__EXTRACTED TEXT__:
Cleaning Methods¶

All cleaning methods modify the document in-place and return None. They are designed to clean and normalize text extracted from PDFs, web pages, and other sources.

Overview¶

Cleaning methods are called on Document instances:

from rs_document import Document

doc = Document(page_content="Raw text", metadata={})
doc.clean()  # Modifies doc.page_content in-place

Important: All cleaning methods modify the document's page_content directly. The original content is not preserved. If you need to keep the original, create a copy first.

Methods¶

`clean()`¶

Run all available cleaners in sequence.

Signature:

doc.clean() -> None

Description:

Applies all cleaning operations in a specific order. This is the most convenient method for general-purpose cleaning.

Execution Order:

clean_extra_whitespace() - Normalize whitespace
clean_ligatures() - Convert typographic ligatures
clean_bullets() - Remove bullet characters
clean_non_ascii_chars() - Remove non-ASCII characters
group_broken_paragraphs() - Join split paragraphs

Parameters:

None.

Returns:

None - Modifies the document in-place.

Example:

doc = Document(
    page_content="●  Text with   spaces and æ ligatures\x88",
    metadata={}
)

doc.clean()

# All cleaning operations applied:
# - Extra whitespace normalized
# - Ligature 'æ' converted to 'ae'
# - Bullet '●' removed
# - Non-ASCII character '\x88' removed
print(doc.page_content)  # "Text with spaces and ae ligatures"

Use Cases:

General-purpose document cleaning
Preparing text for analysis or embedding
Sanitizing text from unknown sources

Note: The order is fixed and cannot be customized. If you need a different order or subset of operations, call individual cleaning methods directly.

`clean_extra_whitespace()`¶

Normalize whitespace in the document.

Signature:

doc.clean_extra_whitespace() -> None

Description:

Normalizes all whitespace in the document by:

Replacing multiple consecutive spaces with a single space
Removing leading and trailing whitespace from lines
Preserving newlines and paragraph structure

Parameters:

None.

Returns:

None - Modifies the document in-place.

Example:

doc = Document(
    page_content="ITEM 1.     BUSINESS ",
    metadata={}
)

doc.clean_extra_whitespace()

print(doc.page_content)  # "ITEM 1. BUSINESS"
print(repr(doc.page_content))  # Shows no trailing or extra spaces

Complex Example:

doc = Document(
    page_content="Line 1    with    spaces\n   Line 2   \n\nLine 3  ",
    metadata={}
)

doc.clean_extra_whitespace()

print(doc.page_content)
# "Line 1 with spaces\nLine 2\n\nLine 3"
# - Multiple spaces reduced to one
# - Leading/trailing spaces removed from each line
# - Newlines preserved

What is Preserved:

Single newlines (\n)

__RAW DATA__:
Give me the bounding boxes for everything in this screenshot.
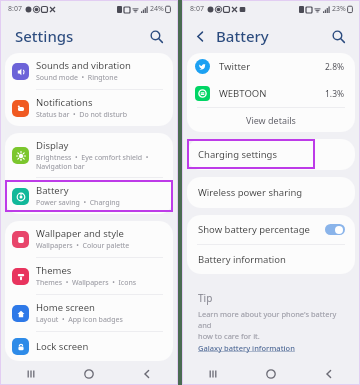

__GIVEN REQUEST__:
Answer these questions using the cleaning methods page:
1. What do all the cleaning methods return?
2. When clean() runs, which method comes right after clean_ligatures()?
3. What does clean_extra_whitespace() do with multiple consecutive spaces?
The material plays no part here.

__ANSWER BELOW__:
1. They return None.
2. clean_bullets() comes right after it.
3. It replaces them with a single space.